====== Dataset records ======
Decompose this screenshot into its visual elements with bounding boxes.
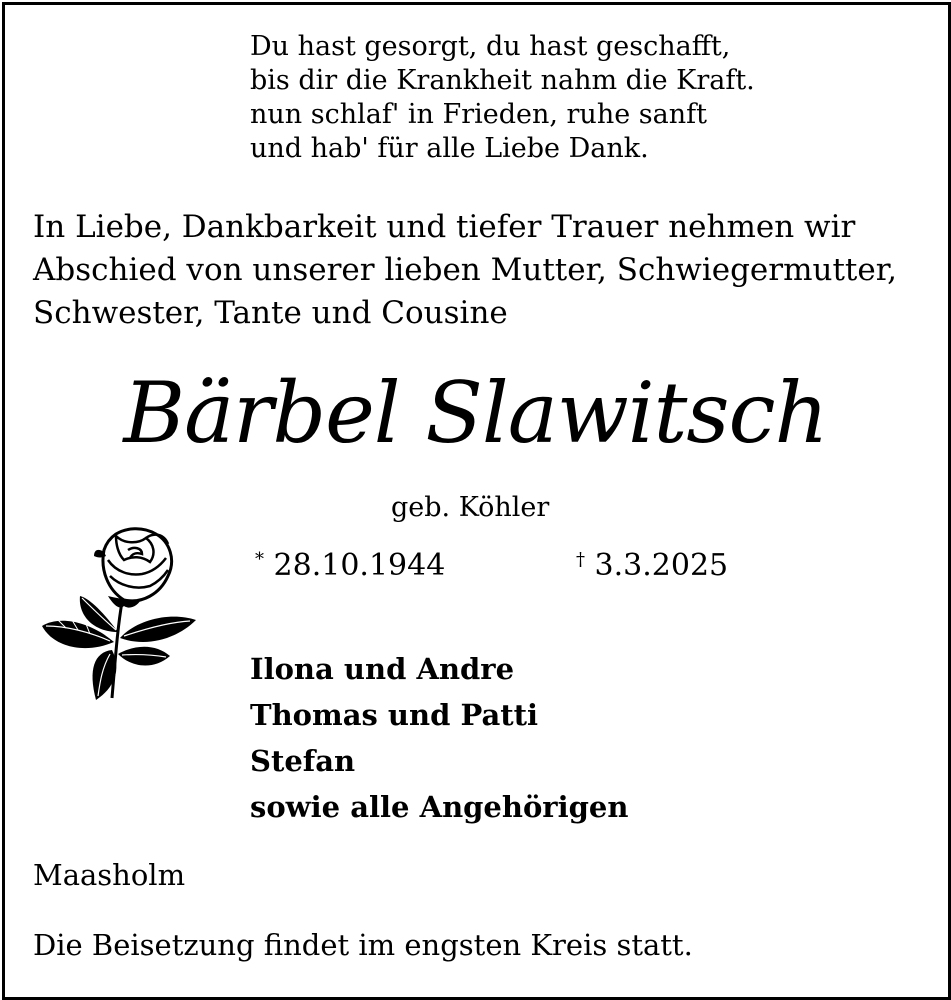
mourner-name: Stefan [250,744,356,778]
death-date-line [576,540,728,586]
birth-date: 28.10.1944 [273,548,446,583]
mourner-name: Thomas und Patti [250,698,539,732]
birth-name: geb. Köhler [391,492,550,523]
intro-line: Schwester, Tante und Cousine [33,295,508,331]
birth-date-line [255,540,445,586]
funeral-note: Die Beisetzung findet im engsten Kreis statt. [33,928,693,962]
death-cross-icon: † [576,549,585,570]
place-name: Maasholm [33,858,186,892]
birth-star-icon: * [255,549,264,570]
intro-line: Abschied von unserer lieben Mutter, Schwiegermutter, [33,252,897,288]
intro-line: In Liebe, Dankbarkeit und tiefer Trauer nehmen wir [33,209,856,245]
intro-text [33,206,897,335]
rose-icon [38,520,198,705]
poem-line: und hab' für alle Liebe Dank. [250,133,649,164]
poem-line: nun schlaf' in Frieden, ruhe sanft [250,99,707,130]
poem-line: Du hast gesorgt, du hast geschafft, [250,31,731,62]
mourner-name: Ilona und Andre [250,652,515,686]
death-date: 3.3.2025 [594,548,729,583]
poem [250,30,755,166]
mourner-name: sowie alle Angehörigen [250,790,629,824]
deceased-name: Bärbel Slawitsch [123,364,828,462]
poem-line: bis dir die Krankheit nahm die Kraft. [250,65,755,96]
mourners-list [250,646,628,830]
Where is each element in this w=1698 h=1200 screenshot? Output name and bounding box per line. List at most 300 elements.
======
### [Exercise directions]
In the records, edit the part that opens with the line containing "mourner-name: Stefan [250,744,356,778]" and closes with the line containing "deceased-name: Bärbel Slawitsch" so that "poem-line" becomes "verse-line", keeping everything else unchanged. Give back only those lines.

### [Final result]
mourner-name: Stefan [250,744,356,778]
death-date-line [576,540,728,586]
birth-date: 28.10.1944 [273,548,446,583]
mourner-name: Thomas und Patti [250,698,539,732]
birth-name: geb. Köhler [391,492,550,523]
intro-line: Schwester, Tante und Cousine [33,295,508,331]
birth-date-line [255,540,445,586]
funeral-note: Die Beisetzung findet im engsten Kreis statt. [33,928,693,962]
death-cross-icon: † [576,549,585,570]
place-name: Maasholm [33,858,186,892]
birth-star-icon: * [255,549,264,570]
intro-line: Abschied von unserer lieben Mutter, Schwiegermutter, [33,252,897,288]
intro-line: In Liebe, Dankbarkeit und tiefer Trauer nehmen wir [33,209,856,245]
intro-text [33,206,897,335]
rose-icon [38,520,198,705]
verse-line: und hab' für alle Liebe Dank. [250,133,649,164]
verse-line: nun schlaf' in Frieden, ruhe sanft [250,99,707,130]
verse-line: Du hast gesorgt, du hast geschafft, [250,31,731,62]
mourner-name: Ilona und Andre [250,652,515,686]
death-date: 3.3.2025 [594,548,729,583]
poem [250,30,755,166]
mourner-name: sowie alle Angehörigen [250,790,629,824]
deceased-name: Bärbel Slawitsch [123,364,828,462]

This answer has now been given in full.